### ВАША ЗАДАЧА
Какое явление, по словам Мартынова в приведенном отрывке, отсутствовало в XX веке и стало изобретением XXI века?

### ПРИВЕДЕННЫЙ ОТРЫВОК
....

Давыдов: У меня на вопрос на понимание. Нужно чуть-чуть вернуться в современность к тем двум событиям, которые вы назвали осветительными ракетами, помогающие увидеть все масштабы изменений, произошедших с нами. Мне кажется, что мне понятно, почему так можно говорить про пандемию, — это действительно было нечто исключительное и наш опыт переживания пандемии не релевантен даже опыту переживания “испанки” в начале XX века и уж тем более какой-нибудь “черной смерти”, это были очень разные общества. Но те события, которые происходят под второй осветительной ракетой — не сочтите это цинизмом, но для кого-то это страшная катастрофа, а у кого-то вызывает восторг, но для западного и примкнувшего к нему российского общества последних 30-ти лет в этом нет ничего уникального. Что здесь нового? Ну, люди убивают людей, так уж у них принято.

Мартынов: Уникальность как раз заключается в некоей расширенной и всемирной вещи. Понимаете, разобщение такой массы людей — это все-таки…

Давыдов: Извините, я вас сразу перебью — разве XX век не дал нам два масштабнейших примера разобщения таких масс людей, по сравнению с которыми сегодняшнее разобщение — это так, ссора в детском саду?

Мартынов: Нет, это не совсем ссора в детском саду, потому что здесь уже сошлись две ветви цивилизации, причем очень жестко. Они сошлись не только у Европы и России — не будем забывать, что существует еще и Ближний Восток и Китай, и, в принципе, получается глобальный масштаб, и не забываем, что существует еще Иран и масса других вещей. Просто в России никогда не было такого культурного отчуждения, которое сейчас имеет место. Мы сейчас не будем давать оценки уехавшим релокантам, оставшимся здесь и тому брожению, которое происходит на Западе. Конечно, Вторая Мировая война есть Вторая Мировая война, а Первая Мировая война есть Первая Мировая война, и мы пока не достигли этого масштабного напряжения. Но чего тогда не происходило? Не происходило общего расчеловечивания, которое происходит сейчас — сейчас людям на противоположной стороне просто отказывают в том, чтобы быть людьми, и это очень важный момент. Даже во время Второй Мировой войны и особенно во время Первой Мировой войны все гуманитарные и гуманистические связи были нарушены, но люди все равно оставались людьми, чего нельзя сказать о сейчас, потому что тогда не было такого явления как культура отмены. Культура отмены — это особая вещь, которой не было в XX веке. Понятно, что были запретительные выставления культурных форпостов, но само понятие “культура отмены” явилось только сейчас, и, кстати говоря, это изобретение XXI века. Оно имеет отношение не только к тем событиям, которые происходят сейчас, но имеет место и на Западе, и в Америке, и присутствует в межрасовых отношениях, на которых мы сейчас не будет заострять внимание. Понимаете, отмена человека человеком гораздо более фундаментальная и гораздо более глубокая, чем просто противостояние России и Запада. Я хочу обратить внимание на то, что именно отмена человека человеком и расчеловечивание человека пересекает все границы. В XX веке такого не было — в XX веке была, грубо говоря, просто честная резня и убийство друг друга. Опять-таки, был Холокост и какие-то такие вещи, но была ли в XX веке культура отмены? Нет, культуры отмены не было, но в XX веке было другое — в России было буржуазное, социалистическое и буржуазное искусство, и это детский лепет по сравнению с тем, что происходит сейчас, потому что от тех шрамов культуры отмены, которые пролегли по нашему сознанию и по нашему ментальному и душевному телу, мы вряд ли когда-либо избавимся.

....

### ПРЕДОСТАВЛЕННЫЕ ДАННЫЕ
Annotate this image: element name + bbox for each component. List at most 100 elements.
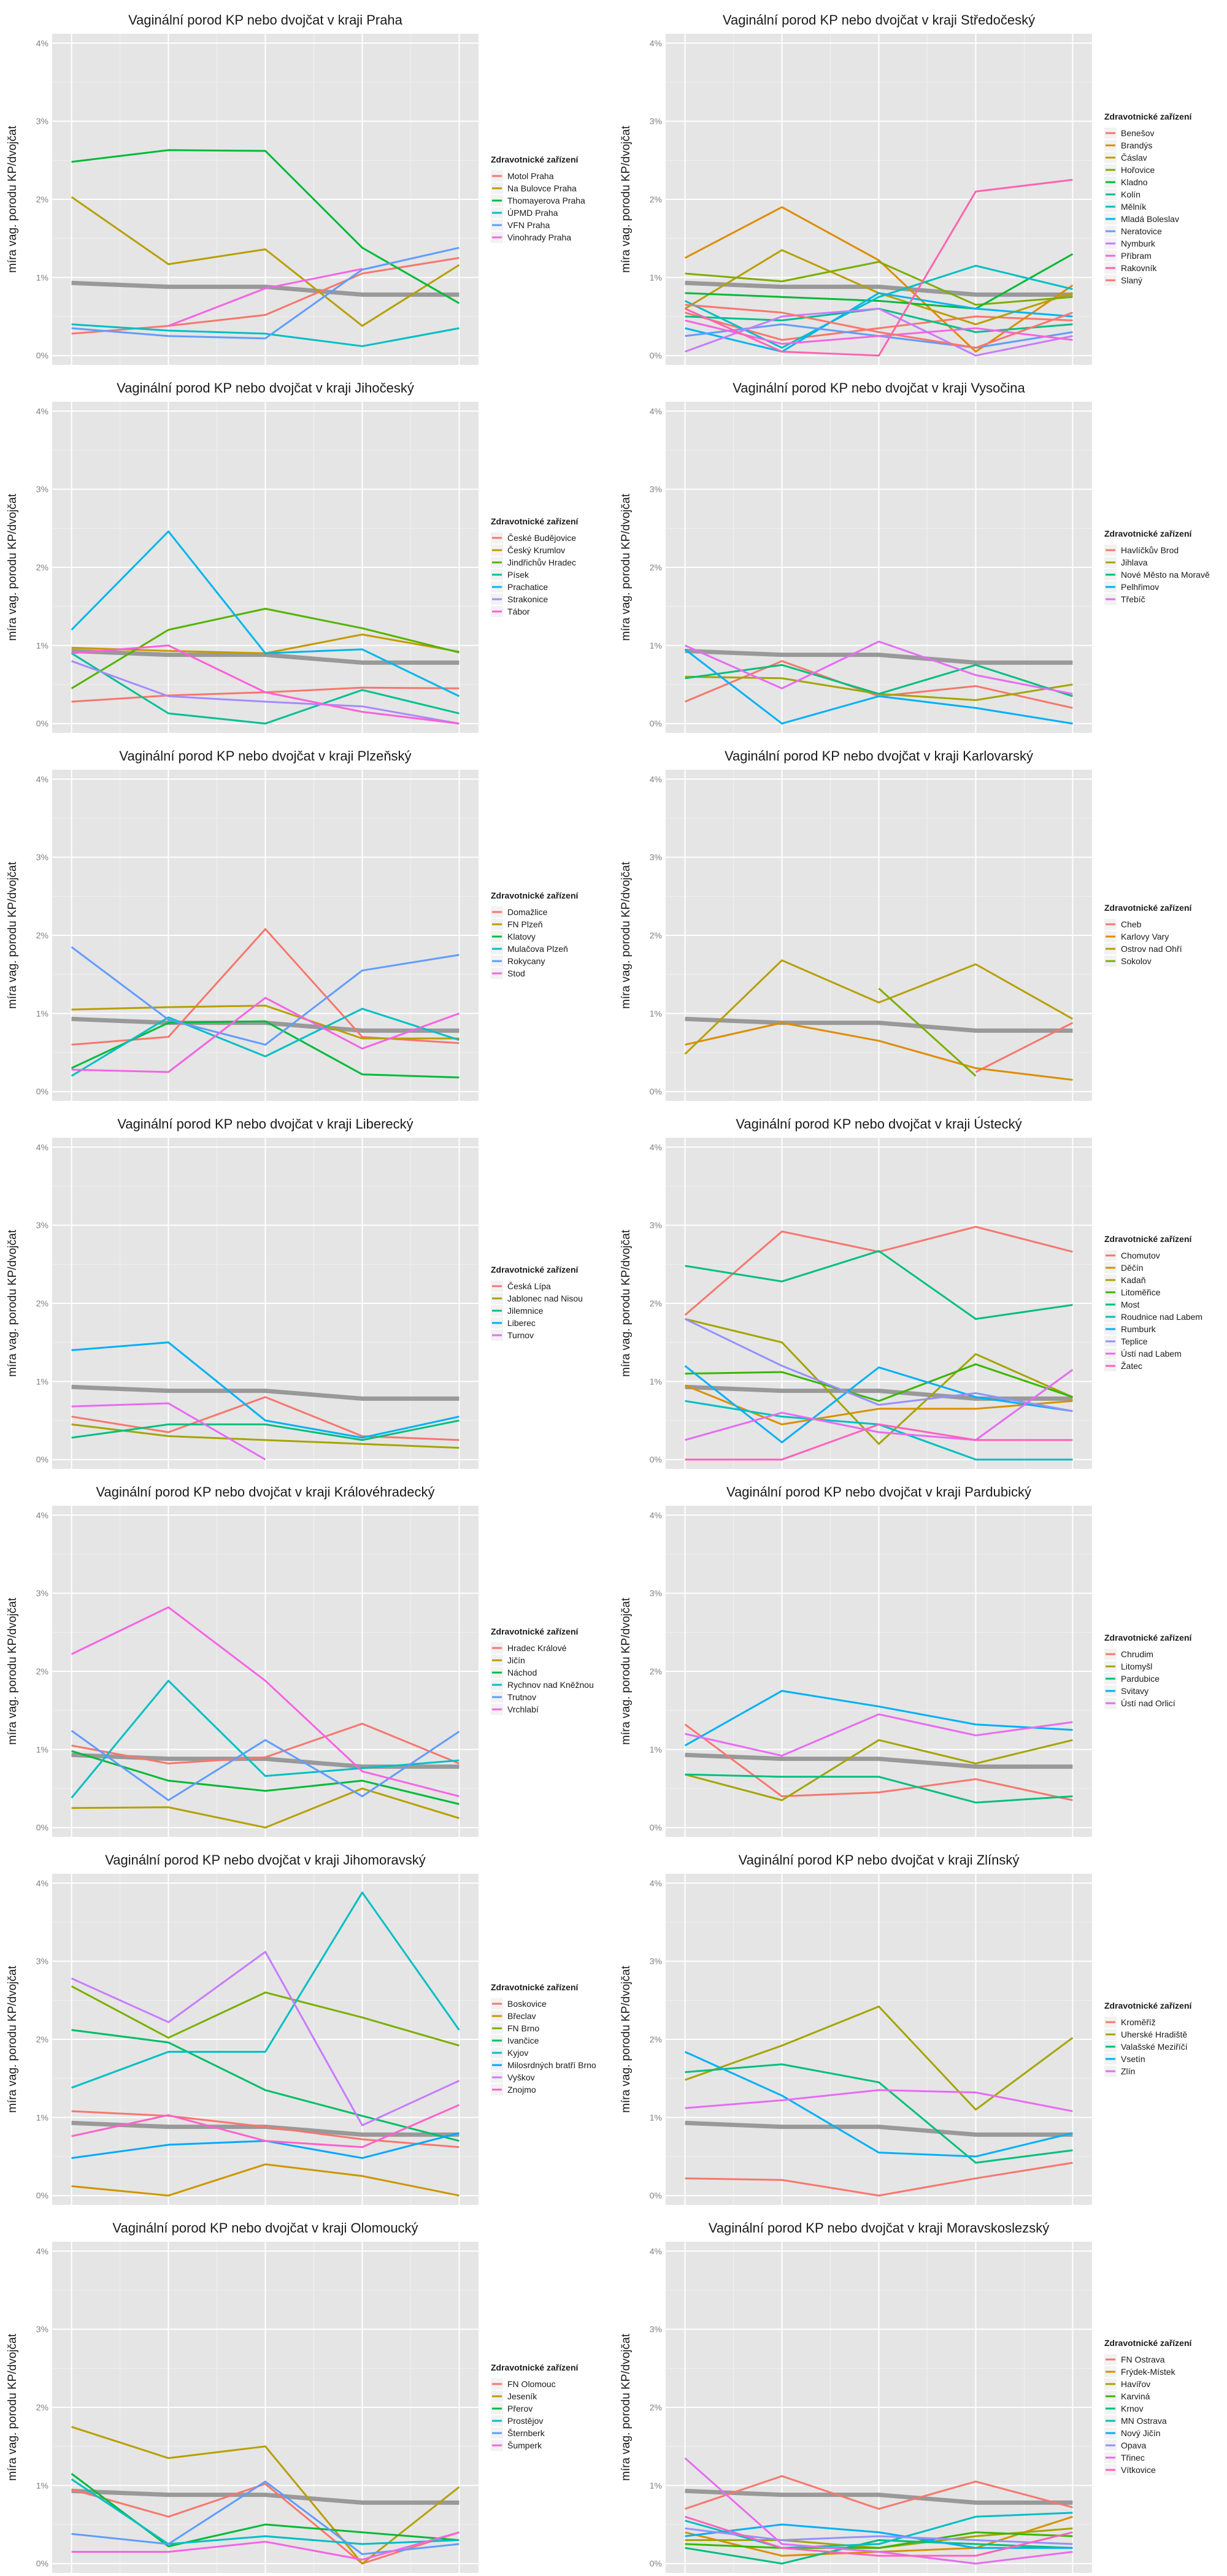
y-tick-label: 1% (650, 272, 662, 282)
chart-panel: 2009 2010 2011 2012 2013 0% 1% 2% 3% 4% Vaginální … (6, 380, 579, 736)
legend-item-label: Česká Lípa (507, 1281, 551, 1291)
legend-item-label: Písek (507, 570, 529, 580)
y-tick-label: 1% (650, 1376, 662, 1386)
x-tick-label: 2011 (869, 1839, 888, 1840)
x-tick-label: 2009 (62, 735, 81, 736)
series-line (685, 2531, 1073, 2549)
legend-title: Zdravotnické zařízení (491, 891, 579, 900)
y-tick-label: 4% (36, 406, 48, 416)
chart-panel: 2009 2010 2011 2012 2013 0% 1% 2% 3% 4% Vaginální … (6, 748, 579, 1104)
legend-item-label: Třebíč (1121, 594, 1145, 604)
x-tick-label: 2012 (966, 367, 985, 368)
chart-title: Vaginální porod KP nebo dvojčat v kraji … (726, 1484, 1031, 1500)
legend-item-label: Vinohrady Praha (507, 232, 571, 242)
series-line (684, 264, 1073, 349)
series-line (685, 312, 1073, 341)
y-axis-label: míra vag. porodu KP/dvojčat (620, 125, 633, 272)
legend-item-label: Kladno (1121, 177, 1148, 187)
legend-item-label: Vítkovice (1121, 2465, 1156, 2475)
y-tick-label: 1% (36, 640, 48, 650)
y-tick-label: 2% (36, 2034, 48, 2044)
legend-item-label: Mulačova Plzeň (507, 944, 568, 954)
average-line (685, 648, 1073, 665)
legend-item-label: VFN Praha (507, 220, 550, 230)
legend-item-label: Trutnov (507, 1692, 536, 1702)
series-line (685, 1423, 1073, 1461)
y-tick-label: 3% (650, 853, 662, 862)
series-line (685, 1022, 1073, 1081)
legend-title: Zdravotnické zařízení (491, 1265, 579, 1275)
legend-item-label: Ústí nad Orlicí (1121, 1698, 1175, 1708)
y-tick-label: 2% (650, 194, 662, 204)
legend-item-label: FN Plzeň (507, 919, 543, 929)
y-axis-label: míra vag. porodu KP/dvojčat (620, 2333, 633, 2480)
x-tick-label: 2010 (772, 1839, 791, 1840)
legend-item-label: Motol Praha (507, 171, 554, 181)
x-tick-label: 2009 (675, 2207, 694, 2208)
series-line (684, 640, 1073, 695)
legend-title: Zdravotnické zařízení (491, 516, 579, 526)
legend-item-label: Frýdek-Místek (1121, 2367, 1176, 2377)
x-tick-label: 2012 (966, 1103, 985, 1104)
legend-item-label: ÚPMD Praha (507, 208, 558, 218)
legend-item-label: Třinec (1121, 2453, 1145, 2463)
series-line (168, 267, 363, 327)
legend-item-label: Na Bulovce Praha (507, 183, 577, 193)
series-line (685, 2063, 1073, 2164)
x-tick-label: 2013 (1063, 367, 1082, 368)
y-tick-label: 3% (36, 1957, 48, 1966)
average-line (685, 2120, 1073, 2137)
legend-item-label: Roudnice nad Labem (1121, 1312, 1202, 1322)
series-line (71, 1341, 460, 1439)
y-tick-label: 0% (650, 1087, 662, 1097)
chart-panel: 2009 2010 2011 2012 2013 0% 1% 2% 3% 4% Vaginální … (6, 1852, 596, 2208)
y-axis-label: míra vag. porodu KP/dvojčat (6, 861, 19, 1008)
y-tick-label: 3% (650, 1221, 662, 1230)
legend-item-label: Havlíčkův Brod (1121, 545, 1179, 555)
series-line (71, 247, 460, 340)
legend-item-label: Most (1121, 1300, 1139, 1309)
x-tick-label: 2013 (450, 1471, 469, 1472)
x-tick-label: 2011 (256, 367, 274, 368)
legend-item-label: Břeclav (507, 2011, 536, 2021)
y-tick-label: 1% (650, 2112, 662, 2122)
x-tick-label: 2011 (869, 367, 888, 368)
legend-item-label: Milosrdných bratří Brno (507, 2060, 596, 2070)
y-tick-label: 0% (36, 2559, 48, 2569)
average-line (685, 2488, 1073, 2505)
legend-item-label: Zlín (1121, 2066, 1135, 2076)
series-line (878, 987, 977, 1077)
legend-item-label: Jihlava (1121, 558, 1148, 567)
legend-title: Zdravotnické zařízení (1104, 2338, 1192, 2348)
legend-item-label: Přerov (507, 2404, 533, 2413)
legend-item-label: Boskovice (507, 1999, 547, 2009)
series-line (71, 1402, 266, 1461)
x-tick-label: 2010 (159, 2207, 178, 2208)
legend-item-label: Valašské Meziříčí (1121, 2042, 1188, 2052)
x-tick-label: 2011 (869, 2207, 888, 2208)
x-tick-label: 2012 (966, 735, 985, 736)
chart-panel: 2009 2010 2011 2012 2013 0% 1% 2% 3% 4% Vaginální … (620, 1116, 1202, 1472)
x-tick-label: 2009 (62, 2207, 81, 2208)
x-tick-label: 2009 (675, 367, 694, 368)
legend-item-label: Ivančice (507, 2036, 539, 2045)
average-line (71, 648, 460, 665)
y-tick-label: 1% (36, 1744, 48, 1754)
legend-item-label: Vyškov (507, 2072, 535, 2082)
series-line (71, 1985, 460, 2047)
series-line (684, 178, 1073, 357)
x-tick-label: 2012 (966, 1839, 985, 1840)
x-tick-label: 2010 (159, 1471, 178, 1472)
chart-title: Vaginální porod KP nebo dvojčat v kraji … (725, 748, 1033, 764)
legend-item-label: Tábor (507, 607, 530, 616)
series-line (71, 2029, 460, 2142)
legend-item-label: Kyjov (507, 2048, 528, 2058)
legend-item-label: Klatovy (507, 932, 536, 941)
x-tick-label: 2013 (1063, 1103, 1082, 1104)
x-tick-label: 2011 (256, 1471, 274, 1472)
y-tick-label: 4% (36, 1878, 48, 1888)
y-tick-label: 1% (36, 2112, 48, 2122)
x-tick-label: 2011 (869, 1471, 888, 1472)
average-line (71, 1384, 460, 1401)
y-axis-label: míra vag. porodu KP/dvojčat (620, 493, 633, 640)
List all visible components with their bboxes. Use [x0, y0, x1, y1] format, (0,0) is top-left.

....

### ОТВЕТ
Культура отмены.